▶ _GIVEN TASK_
Gather all lines from the material that contain the word "Antall".

--- Begin RECORDS FOR THE EXERCISE ---

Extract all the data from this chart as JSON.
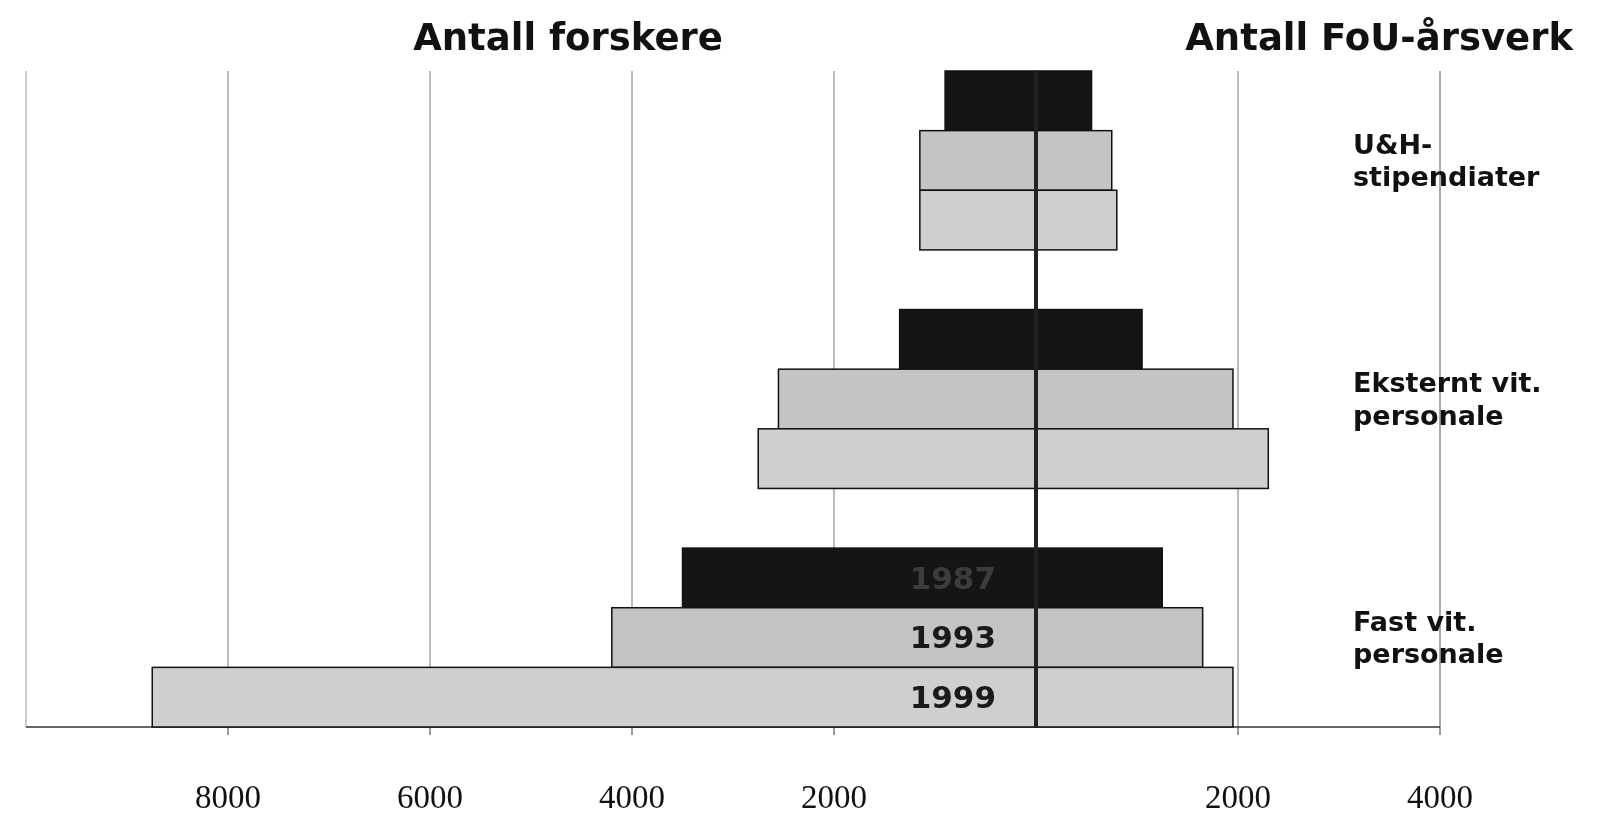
{
  "chart_data": [
    {
      "type": "bar",
      "orientation": "horizontal",
      "title": "Antall forskere",
      "categories": [
        null,
        null,
        null
      ],
      "series": [
        {
          "name": "1987",
          "color": "#151515",
          "values": [
            900,
            1350,
            3500
          ]
        },
        {
          "name": "1993",
          "color": "#c4c4c4",
          "values": [
            1150,
            2550,
            4200
          ]
        },
        {
          "name": "1999",
          "color": "#cfcfcf",
          "values": [
            1150,
            2750,
            8750
          ]
        }
      ],
      "xlim": [
        10000,
        0
      ],
      "xticks": [
        8000,
        6000,
        4000,
        2000
      ],
      "grid": "x",
      "tick_labels": "x"
    },
    {
      "type": "bar",
      "orientation": "horizontal",
      "title": "Antall FoU-årsverk",
      "categories": [
        "U&H-\nstipendiater",
        "Eksternt vit.\npersonale",
        "Fast vit.\npersonale"
      ],
      "series": [
        {
          "color": "#151515",
          "values": [
            550,
            1050,
            1250
          ]
        },
        {
          "color": "#c4c4c4",
          "values": [
            750,
            1950,
            1650
          ]
        },
        {
          "color": "#cfcfcf",
          "values": [
            800,
            2300,
            1950
          ]
        }
      ],
      "xlim": [
        0,
        4000
      ],
      "xticks": [
        2000,
        4000
      ],
      "grid": "x"
    }
  ]
}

--- End RECORDS FOR THE EXERCISE ---

▶ _TASK OUTPUT_
      "title": "Antall forskere",
      "title": "Antall FoU-årsverk",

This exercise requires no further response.